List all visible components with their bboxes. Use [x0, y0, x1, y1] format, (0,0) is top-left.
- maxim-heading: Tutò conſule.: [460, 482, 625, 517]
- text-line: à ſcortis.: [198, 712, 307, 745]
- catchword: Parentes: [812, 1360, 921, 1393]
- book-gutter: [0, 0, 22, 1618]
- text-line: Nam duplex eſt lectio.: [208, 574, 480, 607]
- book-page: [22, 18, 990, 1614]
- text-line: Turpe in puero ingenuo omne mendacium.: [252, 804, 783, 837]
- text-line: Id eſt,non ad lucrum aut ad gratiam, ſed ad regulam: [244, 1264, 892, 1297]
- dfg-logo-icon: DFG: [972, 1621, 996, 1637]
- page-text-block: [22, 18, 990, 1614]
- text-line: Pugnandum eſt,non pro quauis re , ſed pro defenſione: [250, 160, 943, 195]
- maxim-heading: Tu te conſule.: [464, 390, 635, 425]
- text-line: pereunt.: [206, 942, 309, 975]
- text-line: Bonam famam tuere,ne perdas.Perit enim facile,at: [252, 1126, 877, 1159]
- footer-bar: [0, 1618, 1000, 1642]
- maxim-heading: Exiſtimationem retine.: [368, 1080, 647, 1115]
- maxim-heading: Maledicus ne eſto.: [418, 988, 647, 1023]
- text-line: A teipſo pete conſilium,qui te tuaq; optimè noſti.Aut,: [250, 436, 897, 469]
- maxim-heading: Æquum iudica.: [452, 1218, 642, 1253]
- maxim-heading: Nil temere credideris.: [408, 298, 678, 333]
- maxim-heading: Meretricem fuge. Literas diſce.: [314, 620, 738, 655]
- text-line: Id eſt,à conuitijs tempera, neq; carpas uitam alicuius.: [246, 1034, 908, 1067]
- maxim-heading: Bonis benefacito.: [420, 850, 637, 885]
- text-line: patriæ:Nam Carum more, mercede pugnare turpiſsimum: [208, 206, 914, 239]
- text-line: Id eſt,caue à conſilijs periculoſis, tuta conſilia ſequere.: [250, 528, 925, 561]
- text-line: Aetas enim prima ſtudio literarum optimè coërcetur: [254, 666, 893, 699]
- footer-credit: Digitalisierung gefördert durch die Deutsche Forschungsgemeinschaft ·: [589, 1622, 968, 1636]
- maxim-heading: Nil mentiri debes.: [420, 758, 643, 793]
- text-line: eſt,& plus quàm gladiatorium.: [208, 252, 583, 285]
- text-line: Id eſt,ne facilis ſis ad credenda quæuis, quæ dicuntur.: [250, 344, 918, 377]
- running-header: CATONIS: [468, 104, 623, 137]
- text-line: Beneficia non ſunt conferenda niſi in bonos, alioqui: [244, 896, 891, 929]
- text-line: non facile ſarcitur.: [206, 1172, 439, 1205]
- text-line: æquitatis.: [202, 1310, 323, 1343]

———

### TASK OBJECTIVE
Please rewrite all the rows above with "text-line" renamed to "body-line" everywhere, leaving everything else unchanged.

### ANSWER TO THE EXERCISE
List all visible components with their bboxes. Use [x0, y0, x1, y1] format, (0,0) is top-left.
- maxim-heading: Tutò conſule.: [460, 482, 625, 517]
- body-line: à ſcortis.: [198, 712, 307, 745]
- catchword: Parentes: [812, 1360, 921, 1393]
- book-gutter: [0, 0, 22, 1618]
- body-line: Nam duplex eſt lectio.: [208, 574, 480, 607]
- book-page: [22, 18, 990, 1614]
- body-line: Turpe in puero ingenuo omne mendacium.: [252, 804, 783, 837]
- body-line: Id eſt,non ad lucrum aut ad gratiam, ſed ad regulam: [244, 1264, 892, 1297]
- dfg-logo-icon: DFG: [972, 1621, 996, 1637]
- page-text-block: [22, 18, 990, 1614]
- body-line: Pugnandum eſt,non pro quauis re , ſed pro defenſione: [250, 160, 943, 195]
- maxim-heading: Tu te conſule.: [464, 390, 635, 425]
- body-line: pereunt.: [206, 942, 309, 975]
- body-line: Bonam famam tuere,ne perdas.Perit enim facile,at: [252, 1126, 877, 1159]
- footer-bar: [0, 1618, 1000, 1642]
- maxim-heading: Exiſtimationem retine.: [368, 1080, 647, 1115]
- maxim-heading: Maledicus ne eſto.: [418, 988, 647, 1023]
- body-line: A teipſo pete conſilium,qui te tuaq; optimè noſti.Aut,: [250, 436, 897, 469]
- maxim-heading: Æquum iudica.: [452, 1218, 642, 1253]
- maxim-heading: Nil temere credideris.: [408, 298, 678, 333]
- maxim-heading: Meretricem fuge. Literas diſce.: [314, 620, 738, 655]
- body-line: Id eſt,à conuitijs tempera, neq; carpas uitam alicuius.: [246, 1034, 908, 1067]
- maxim-heading: Bonis benefacito.: [420, 850, 637, 885]
- body-line: patriæ:Nam Carum more, mercede pugnare turpiſsimum: [208, 206, 914, 239]
- body-line: Id eſt,caue à conſilijs periculoſis, tuta conſilia ſequere.: [250, 528, 925, 561]
- body-line: Aetas enim prima ſtudio literarum optimè coërcetur: [254, 666, 893, 699]
- footer-credit: Digitalisierung gefördert durch die Deutsche Forschungsgemeinschaft ·: [589, 1622, 968, 1636]
- maxim-heading: Nil mentiri debes.: [420, 758, 643, 793]
- body-line: eſt,& plus quàm gladiatorium.: [208, 252, 583, 285]
- body-line: Id eſt,ne facilis ſis ad credenda quæuis, quæ dicuntur.: [250, 344, 918, 377]
- running-header: CATONIS: [468, 104, 623, 137]
- body-line: Beneficia non ſunt conferenda niſi in bonos, alioqui: [244, 896, 891, 929]
- body-line: non facile ſarcitur.: [206, 1172, 439, 1205]
- body-line: æquitatis.: [202, 1310, 323, 1343]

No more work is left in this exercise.